─── Data for this exercise ───

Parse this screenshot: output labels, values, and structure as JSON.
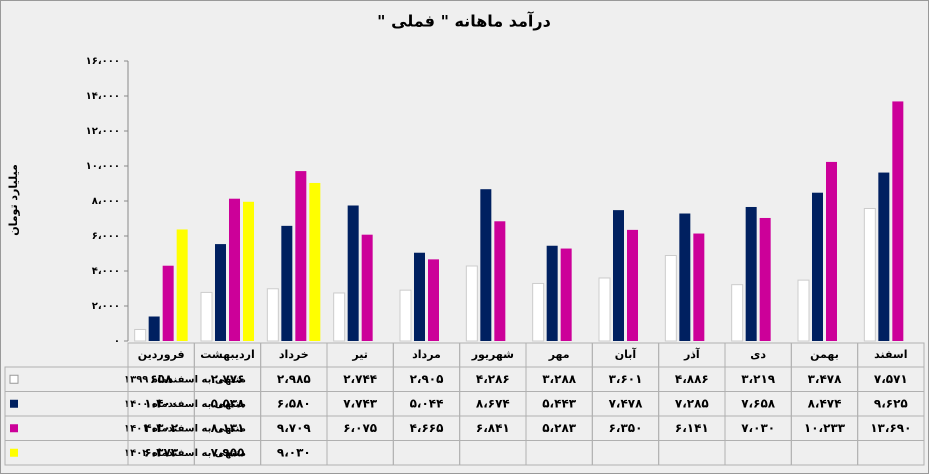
{
  "chart_data": {
    "type": "bar",
    "title": "درآمد ماهانه \" فملی \"",
    "y_label": "میلیارد تومان",
    "categories": [
      "فروردین",
      "اردیبهشت",
      "خرداد",
      "تیر",
      "مرداد",
      "شهریور",
      "مهر",
      "آبان",
      "آذر",
      "دی",
      "بهمن",
      "اسفند"
    ],
    "series": [
      {
        "name": "منتهی به اسفندماه ۱۳۹۹",
        "color": "#ffffff",
        "values": [
          658,
          2776,
          2985,
          2744,
          2905,
          4286,
          3288,
          3601,
          4886,
          3219,
          3478,
          7571
        ],
        "value_labels": [
          "۶۵۸",
          "۲،۷۷۶",
          "۲،۹۸۵",
          "۲،۷۴۴",
          "۲،۹۰۵",
          "۴،۲۸۶",
          "۳،۲۸۸",
          "۳،۶۰۱",
          "۴،۸۸۶",
          "۳،۲۱۹",
          "۳،۴۷۸",
          "۷،۵۷۱"
        ]
      },
      {
        "name": "منتهی به اسفندماه ۱۴۰۰",
        "color": "#002060",
        "values": [
          1400,
          5538,
          6580,
          7743,
          5044,
          8674,
          5443,
          7478,
          7285,
          7658,
          8474,
          9625
        ],
        "value_labels": [
          "۱،۴۰۰",
          "۵،۵۳۸",
          "۶،۵۸۰",
          "۷،۷۴۳",
          "۵،۰۴۴",
          "۸،۶۷۴",
          "۵،۴۴۳",
          "۷،۴۷۸",
          "۷،۲۸۵",
          "۷،۶۵۸",
          "۸،۴۷۴",
          "۹،۶۲۵"
        ]
      },
      {
        "name": "منتهی به اسفندماه ۱۴۰۱",
        "color": "#cc0099",
        "values": [
          4302,
          8131,
          9709,
          6075,
          4665,
          6841,
          5283,
          6350,
          6141,
          7030,
          10233,
          13690
        ],
        "value_labels": [
          "۴،۳۰۲",
          "۸،۱۳۱",
          "۹،۷۰۹",
          "۶،۰۷۵",
          "۴،۶۶۵",
          "۶،۸۴۱",
          "۵،۲۸۳",
          "۶،۳۵۰",
          "۶،۱۴۱",
          "۷،۰۳۰",
          "۱۰،۲۳۳",
          "۱۳،۶۹۰"
        ]
      },
      {
        "name": "منتهی به اسفندماه ۱۴۰۲",
        "color": "#ffff00",
        "values": [
          6373,
          7955,
          9030,
          null,
          null,
          null,
          null,
          null,
          null,
          null,
          null,
          null
        ],
        "value_labels": [
          "۶،۳۷۳",
          "۷،۹۵۵",
          "۹،۰۳۰",
          null,
          null,
          null,
          null,
          null,
          null,
          null,
          null,
          null
        ]
      }
    ],
    "ylim": [
      0,
      16000
    ],
    "yticks": [
      {
        "value": 0,
        "label": "۰"
      },
      {
        "value": 2000,
        "label": "۲،۰۰۰"
      },
      {
        "value": 4000,
        "label": "۴،۰۰۰"
      },
      {
        "value": 6000,
        "label": "۶،۰۰۰"
      },
      {
        "value": 8000,
        "label": "۸،۰۰۰"
      },
      {
        "value": 10000,
        "label": "۱۰،۰۰۰"
      },
      {
        "value": 12000,
        "label": "۱۲،۰۰۰"
      },
      {
        "value": 14000,
        "label": "۱۴،۰۰۰"
      },
      {
        "value": 16000,
        "label": "۱۶،۰۰۰"
      }
    ],
    "grid": false
  }
}
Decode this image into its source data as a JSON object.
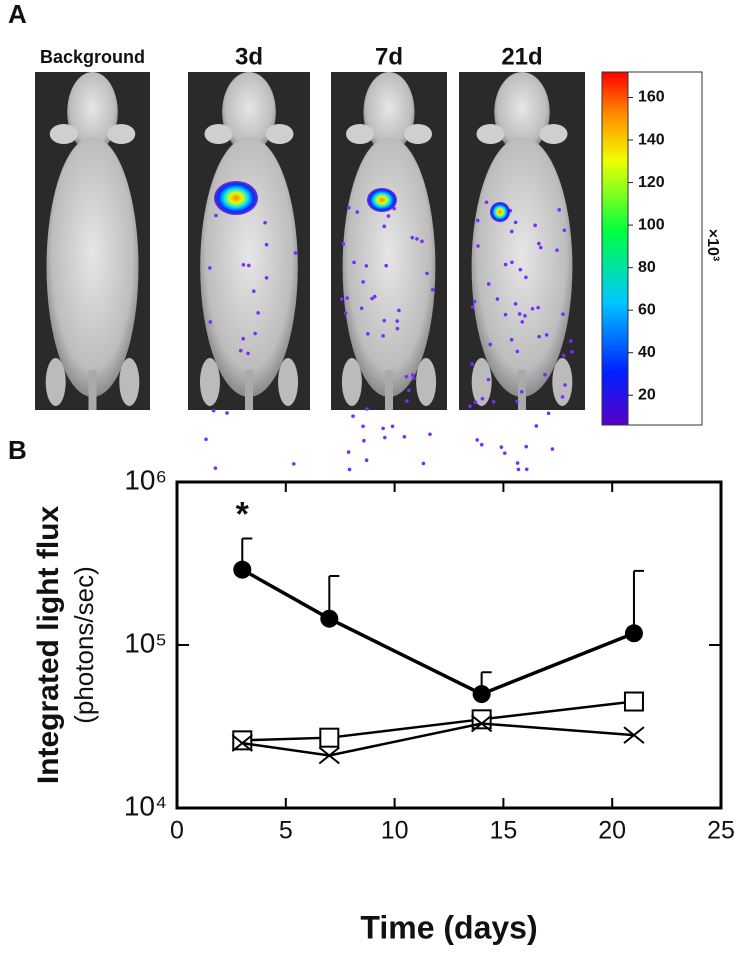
{
  "panel_a": {
    "label": "A",
    "images": [
      "Background",
      "3d",
      "7d",
      "21d"
    ],
    "colorbar": {
      "clim": [
        6,
        172
      ],
      "ticks": [
        20,
        40,
        60,
        80,
        100,
        120,
        140,
        160
      ],
      "label": "×10³"
    }
  },
  "chart_data": {
    "type": "line",
    "panel_label": "B",
    "xlabel": "Time (days)",
    "ylabel": "Integrated light flux",
    "ylabel_sub": "(photons/sec)",
    "annotation": "*",
    "x": [
      3,
      7,
      14,
      21
    ],
    "xlim": [
      0,
      25
    ],
    "xticks": [
      0,
      5,
      10,
      15,
      20,
      25
    ],
    "log_y": true,
    "ylim": [
      10000,
      1000000
    ],
    "yticks": [
      {
        "value": 10000,
        "label": "10⁴"
      },
      {
        "value": 100000,
        "label": "10⁵"
      },
      {
        "value": 1000000,
        "label": "10⁶"
      }
    ],
    "series": [
      {
        "marker": "filled-circle",
        "color": "#000000",
        "values": [
          290000,
          145000,
          50000,
          118000
        ],
        "errors": [
          160000,
          120000,
          18000,
          167000
        ]
      },
      {
        "marker": "open-square",
        "color": "#000000",
        "values": [
          26000,
          27000,
          35000,
          45000
        ]
      },
      {
        "marker": "cross",
        "color": "#000000",
        "values": [
          25000,
          21000,
          33000,
          28000
        ]
      }
    ]
  }
}
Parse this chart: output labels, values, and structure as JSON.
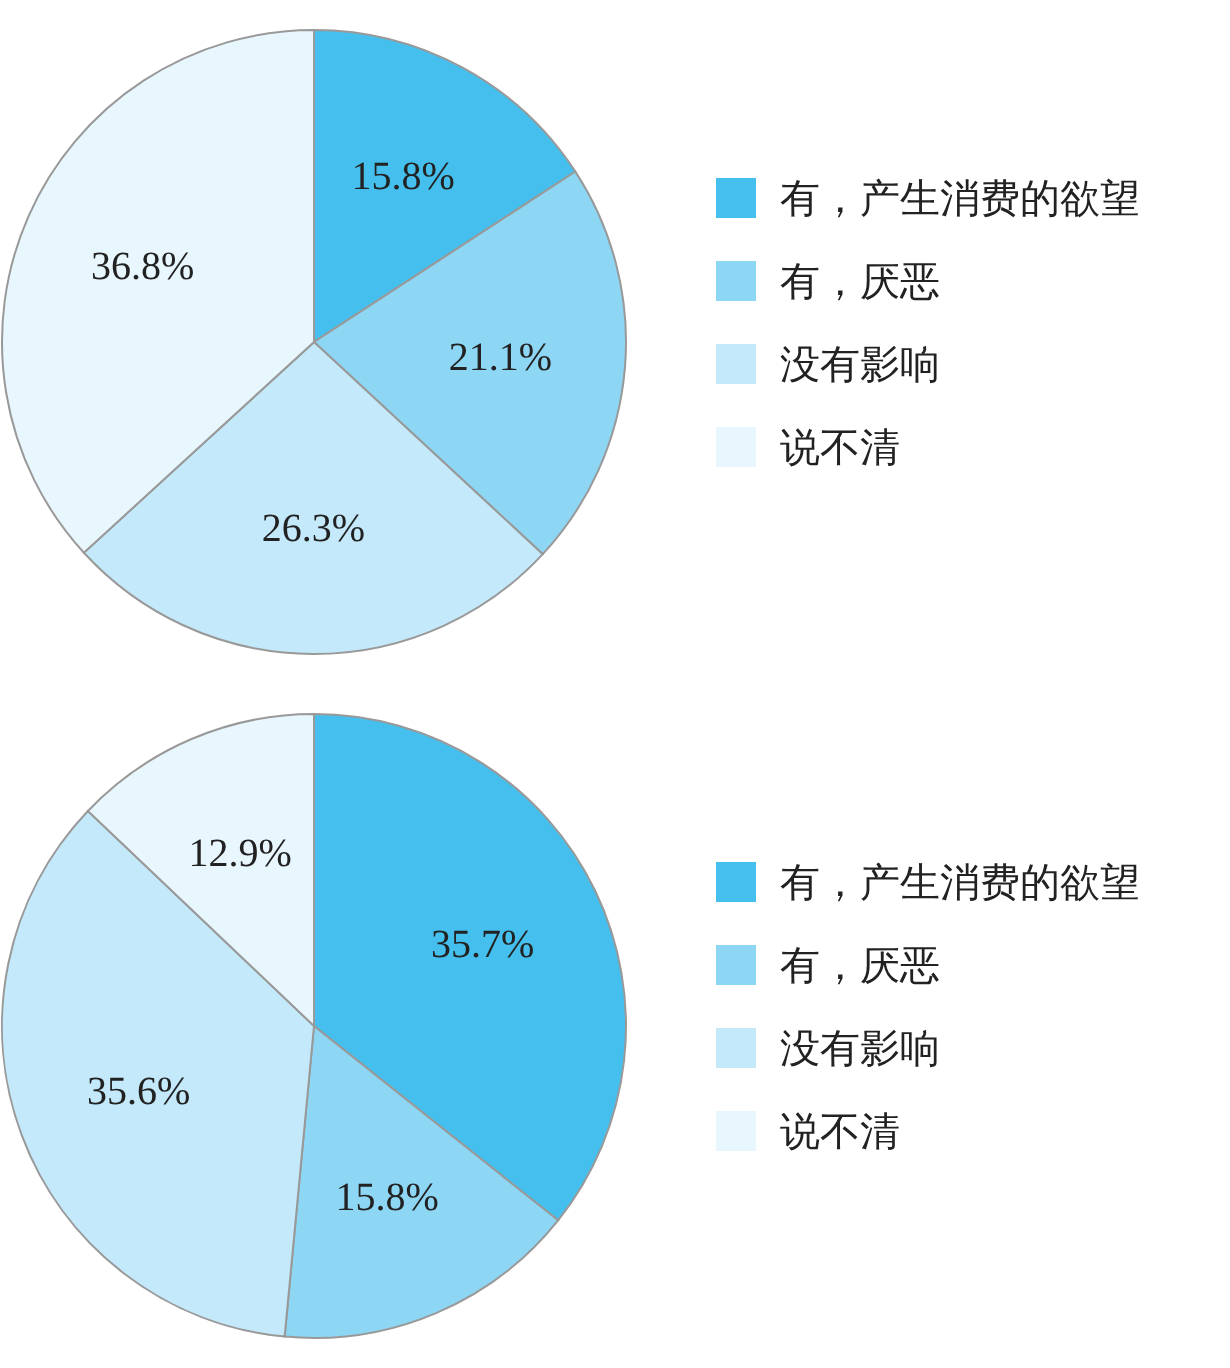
{
  "chart_data": [
    {
      "type": "pie",
      "categories": [
        "有，产生消费的欲望",
        "有，厌恶",
        "没有影响",
        "说不清"
      ],
      "values": [
        15.8,
        21.1,
        26.3,
        36.8
      ],
      "value_labels": [
        "15.8%",
        "21.1%",
        "26.3%",
        "36.8%"
      ],
      "colors": [
        "#45c0ee",
        "#8dd6f4",
        "#c3e9fa",
        "#e8f6fd"
      ],
      "legend": "right"
    },
    {
      "type": "pie",
      "categories": [
        "有，产生消费的欲望",
        "有，厌恶",
        "没有影响",
        "说不清"
      ],
      "values": [
        35.7,
        15.8,
        35.6,
        12.9
      ],
      "value_labels": [
        "35.7%",
        "15.8%",
        "35.6%",
        "12.9%"
      ],
      "colors": [
        "#45c0ee",
        "#8dd6f4",
        "#c3e9fa",
        "#e8f6fd"
      ],
      "legend": "right"
    }
  ]
}
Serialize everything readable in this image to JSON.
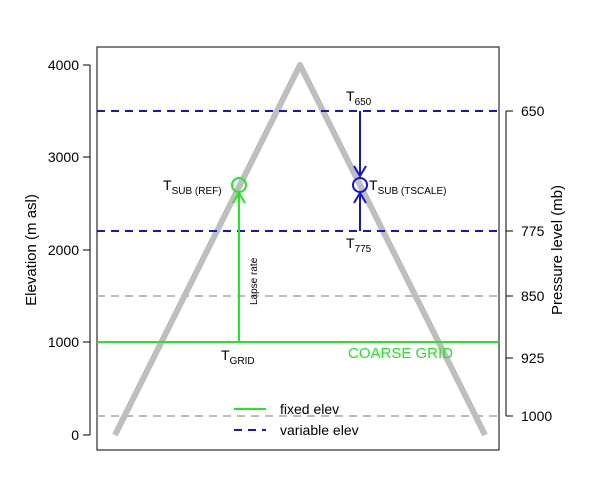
{
  "left_axis": {
    "title": "Elevation (m asl)",
    "ticks": [
      "0",
      "1000",
      "2000",
      "3000",
      "4000"
    ]
  },
  "right_axis": {
    "title": "Pressure level (mb)",
    "ticks": [
      "650",
      "775",
      "850",
      "925",
      "1000"
    ]
  },
  "labels": {
    "t_sub_ref_main": "T",
    "t_sub_ref_sub": "SUB (REF)",
    "t_sub_tscale_main": "T",
    "t_sub_tscale_sub": "SUB (TSCALE)",
    "t650_main": "T",
    "t650_sub": "650",
    "t775_main": "T",
    "t775_sub": "775",
    "tgrid_main": "T",
    "tgrid_sub": "GRID",
    "lapse_rate": "Lapse rate",
    "coarse_grid": "COARSE GRID"
  },
  "legend": {
    "fixed": "fixed elev",
    "variable": "variable elev"
  },
  "colors": {
    "green": "#22e822",
    "blue": "#1414d2",
    "grey_mountain": "#bebebe",
    "grey_dash": "#bbbbbb"
  }
}
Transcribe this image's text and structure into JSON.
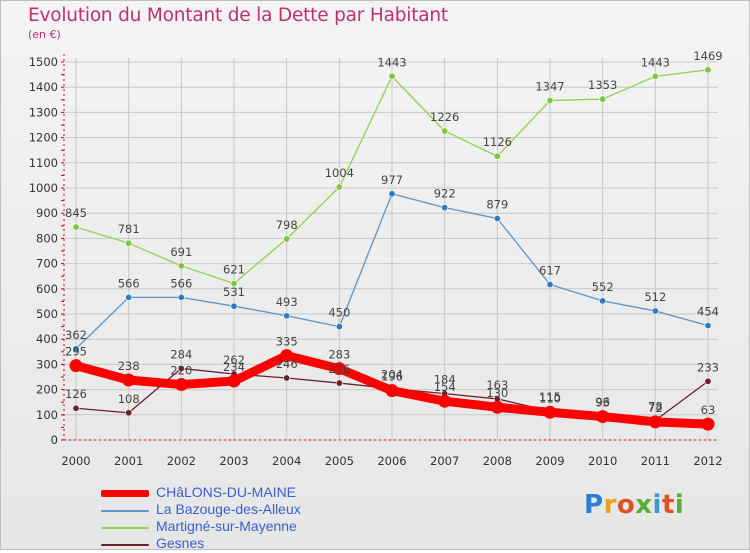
{
  "title": "Evolution du Montant de la Dette par Habitant",
  "unit_label": "(en €)",
  "logo_text": "Proxiti",
  "colors": {
    "title": "#c0306e",
    "axis": "#d40000",
    "grid": "#c8c8c8",
    "legend_text": "#3a5fcd"
  },
  "chart_data": {
    "type": "line",
    "title": "Evolution du Montant de la Dette par Habitant",
    "ylabel": "(en €)",
    "xlabel": "",
    "categories": [
      "2000",
      "2001",
      "2002",
      "2003",
      "2004",
      "2005",
      "2006",
      "2007",
      "2008",
      "2009",
      "2010",
      "2011",
      "2012"
    ],
    "ylim": [
      0,
      1500
    ],
    "yticks": [
      0,
      100,
      200,
      300,
      400,
      500,
      600,
      700,
      800,
      900,
      1000,
      1100,
      1200,
      1300,
      1400,
      1500
    ],
    "grid": true,
    "legend_position": "bottom-left",
    "series": [
      {
        "name": "CHâLONS-DU-MAINE",
        "color": "#ff0000",
        "point_color": "#ff0000",
        "values": [
          295,
          238,
          220,
          234,
          335,
          283,
          196,
          154,
          130,
          110,
          93,
          72,
          63
        ]
      },
      {
        "name": "La Bazouge-des-Alleux",
        "color": "#5a94c8",
        "point_color": "#2e7bc4",
        "values": [
          362,
          566,
          566,
          531,
          493,
          450,
          977,
          922,
          879,
          617,
          552,
          512,
          454
        ]
      },
      {
        "name": "Martigné-sur-Mayenne",
        "color": "#8fd24e",
        "point_color": "#7cc83a",
        "values": [
          845,
          781,
          691,
          621,
          798,
          1004,
          1443,
          1226,
          1126,
          1347,
          1353,
          1443,
          1469
        ]
      },
      {
        "name": "Gesnes",
        "color": "#6b1f2a",
        "point_color": "#6b1f2a",
        "values": [
          126,
          108,
          284,
          262,
          246,
          226,
          204,
          184,
          163,
          115,
          96,
          78,
          233
        ]
      }
    ]
  }
}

───

» Written exercise:
Count the lines of the listing above that include the word "Parse" and state the total with nothing else.

» Finished answer:
2